Exercise — Pull out every line below holding the word "into".

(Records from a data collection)
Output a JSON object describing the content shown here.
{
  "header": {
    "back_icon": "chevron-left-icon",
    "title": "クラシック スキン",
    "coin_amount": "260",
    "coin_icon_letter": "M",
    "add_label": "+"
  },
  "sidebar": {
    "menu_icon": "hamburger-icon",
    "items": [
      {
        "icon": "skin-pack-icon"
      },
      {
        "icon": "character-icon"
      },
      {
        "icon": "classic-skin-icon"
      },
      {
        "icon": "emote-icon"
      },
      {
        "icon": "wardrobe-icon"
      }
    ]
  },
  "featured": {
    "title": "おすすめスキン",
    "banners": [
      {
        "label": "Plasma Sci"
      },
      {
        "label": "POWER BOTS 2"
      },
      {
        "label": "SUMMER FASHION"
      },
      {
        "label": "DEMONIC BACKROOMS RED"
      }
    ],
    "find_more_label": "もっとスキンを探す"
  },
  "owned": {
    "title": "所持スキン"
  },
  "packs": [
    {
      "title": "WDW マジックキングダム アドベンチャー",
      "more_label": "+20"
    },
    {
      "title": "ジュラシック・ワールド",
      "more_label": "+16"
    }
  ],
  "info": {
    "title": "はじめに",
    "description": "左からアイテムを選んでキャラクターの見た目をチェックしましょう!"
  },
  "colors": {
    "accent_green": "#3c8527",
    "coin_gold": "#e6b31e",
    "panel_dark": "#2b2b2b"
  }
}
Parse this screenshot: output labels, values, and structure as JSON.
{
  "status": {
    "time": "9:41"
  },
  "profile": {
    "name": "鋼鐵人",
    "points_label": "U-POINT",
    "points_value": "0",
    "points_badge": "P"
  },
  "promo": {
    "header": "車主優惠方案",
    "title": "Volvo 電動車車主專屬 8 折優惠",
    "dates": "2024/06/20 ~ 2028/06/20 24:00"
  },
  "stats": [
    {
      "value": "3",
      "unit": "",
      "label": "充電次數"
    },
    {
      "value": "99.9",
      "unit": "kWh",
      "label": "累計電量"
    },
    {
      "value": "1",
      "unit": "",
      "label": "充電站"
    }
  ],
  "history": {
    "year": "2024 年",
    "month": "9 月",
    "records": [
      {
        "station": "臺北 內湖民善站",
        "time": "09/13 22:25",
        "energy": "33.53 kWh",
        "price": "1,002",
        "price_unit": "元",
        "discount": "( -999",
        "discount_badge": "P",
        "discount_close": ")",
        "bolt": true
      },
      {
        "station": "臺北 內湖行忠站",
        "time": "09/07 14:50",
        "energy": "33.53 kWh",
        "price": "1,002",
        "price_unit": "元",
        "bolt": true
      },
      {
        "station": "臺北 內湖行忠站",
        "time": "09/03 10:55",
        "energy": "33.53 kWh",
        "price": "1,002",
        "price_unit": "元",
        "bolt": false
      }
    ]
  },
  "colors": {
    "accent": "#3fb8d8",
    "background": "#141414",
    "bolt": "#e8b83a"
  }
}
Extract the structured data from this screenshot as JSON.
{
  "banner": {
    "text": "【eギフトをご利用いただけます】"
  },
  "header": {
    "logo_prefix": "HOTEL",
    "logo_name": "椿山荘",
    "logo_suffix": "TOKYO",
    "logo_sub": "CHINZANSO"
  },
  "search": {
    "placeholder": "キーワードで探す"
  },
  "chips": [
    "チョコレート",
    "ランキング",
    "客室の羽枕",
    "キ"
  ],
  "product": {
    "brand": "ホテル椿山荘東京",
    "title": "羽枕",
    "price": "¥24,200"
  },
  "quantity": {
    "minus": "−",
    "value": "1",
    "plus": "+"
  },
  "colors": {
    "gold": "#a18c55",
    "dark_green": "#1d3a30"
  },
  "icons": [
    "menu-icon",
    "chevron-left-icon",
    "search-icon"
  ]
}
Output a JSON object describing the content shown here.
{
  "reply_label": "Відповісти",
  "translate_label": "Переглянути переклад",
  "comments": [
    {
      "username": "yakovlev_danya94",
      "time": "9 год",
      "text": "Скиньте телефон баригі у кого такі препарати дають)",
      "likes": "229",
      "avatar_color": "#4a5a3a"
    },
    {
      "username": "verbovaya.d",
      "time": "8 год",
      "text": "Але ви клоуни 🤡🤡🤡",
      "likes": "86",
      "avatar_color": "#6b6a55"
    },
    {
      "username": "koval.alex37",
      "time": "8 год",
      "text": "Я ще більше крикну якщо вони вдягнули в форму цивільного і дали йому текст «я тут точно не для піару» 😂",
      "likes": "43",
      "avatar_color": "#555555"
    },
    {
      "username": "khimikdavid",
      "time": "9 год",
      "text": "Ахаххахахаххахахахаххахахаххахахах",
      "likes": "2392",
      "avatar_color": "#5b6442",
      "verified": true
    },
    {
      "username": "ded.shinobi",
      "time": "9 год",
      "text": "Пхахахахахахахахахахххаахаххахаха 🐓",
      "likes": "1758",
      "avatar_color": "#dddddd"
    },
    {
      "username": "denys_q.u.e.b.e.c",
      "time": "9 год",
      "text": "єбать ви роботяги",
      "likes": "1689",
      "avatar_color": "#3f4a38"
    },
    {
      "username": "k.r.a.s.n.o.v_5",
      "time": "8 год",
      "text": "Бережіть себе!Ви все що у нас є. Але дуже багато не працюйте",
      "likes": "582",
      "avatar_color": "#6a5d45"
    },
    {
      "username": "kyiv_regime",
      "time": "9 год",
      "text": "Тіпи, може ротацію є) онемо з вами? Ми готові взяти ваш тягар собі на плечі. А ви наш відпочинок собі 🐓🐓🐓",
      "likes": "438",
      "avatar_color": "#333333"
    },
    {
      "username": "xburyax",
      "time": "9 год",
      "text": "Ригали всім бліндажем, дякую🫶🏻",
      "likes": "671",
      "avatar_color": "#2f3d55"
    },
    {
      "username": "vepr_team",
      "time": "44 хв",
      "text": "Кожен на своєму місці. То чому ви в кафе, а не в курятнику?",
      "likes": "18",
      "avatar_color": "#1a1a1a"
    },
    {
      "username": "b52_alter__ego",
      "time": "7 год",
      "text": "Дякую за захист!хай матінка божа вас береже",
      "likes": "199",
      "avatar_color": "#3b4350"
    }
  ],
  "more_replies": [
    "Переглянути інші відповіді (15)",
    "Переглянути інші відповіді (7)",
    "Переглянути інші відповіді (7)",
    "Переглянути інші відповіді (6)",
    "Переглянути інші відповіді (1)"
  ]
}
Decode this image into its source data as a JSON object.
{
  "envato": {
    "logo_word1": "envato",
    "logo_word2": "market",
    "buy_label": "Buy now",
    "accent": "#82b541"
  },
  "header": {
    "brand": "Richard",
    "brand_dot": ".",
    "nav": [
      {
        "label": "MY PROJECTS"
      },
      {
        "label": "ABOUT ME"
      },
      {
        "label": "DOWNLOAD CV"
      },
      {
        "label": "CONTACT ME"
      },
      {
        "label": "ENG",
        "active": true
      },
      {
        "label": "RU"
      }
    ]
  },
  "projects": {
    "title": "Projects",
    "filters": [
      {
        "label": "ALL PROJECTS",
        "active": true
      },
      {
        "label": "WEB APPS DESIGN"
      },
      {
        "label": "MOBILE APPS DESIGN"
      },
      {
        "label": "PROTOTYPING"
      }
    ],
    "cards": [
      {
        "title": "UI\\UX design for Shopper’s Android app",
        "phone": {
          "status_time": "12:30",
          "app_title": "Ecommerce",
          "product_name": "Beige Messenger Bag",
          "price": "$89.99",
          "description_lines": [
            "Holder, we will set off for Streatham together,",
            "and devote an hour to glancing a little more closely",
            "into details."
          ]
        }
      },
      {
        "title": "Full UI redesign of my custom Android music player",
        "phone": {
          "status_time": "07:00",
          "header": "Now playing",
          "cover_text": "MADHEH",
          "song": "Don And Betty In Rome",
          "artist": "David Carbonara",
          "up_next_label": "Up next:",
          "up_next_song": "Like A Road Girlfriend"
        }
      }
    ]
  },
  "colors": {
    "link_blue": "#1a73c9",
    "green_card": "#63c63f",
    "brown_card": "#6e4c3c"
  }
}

Solved problem —
Decode this image into its source data as a JSON object.
            "into details."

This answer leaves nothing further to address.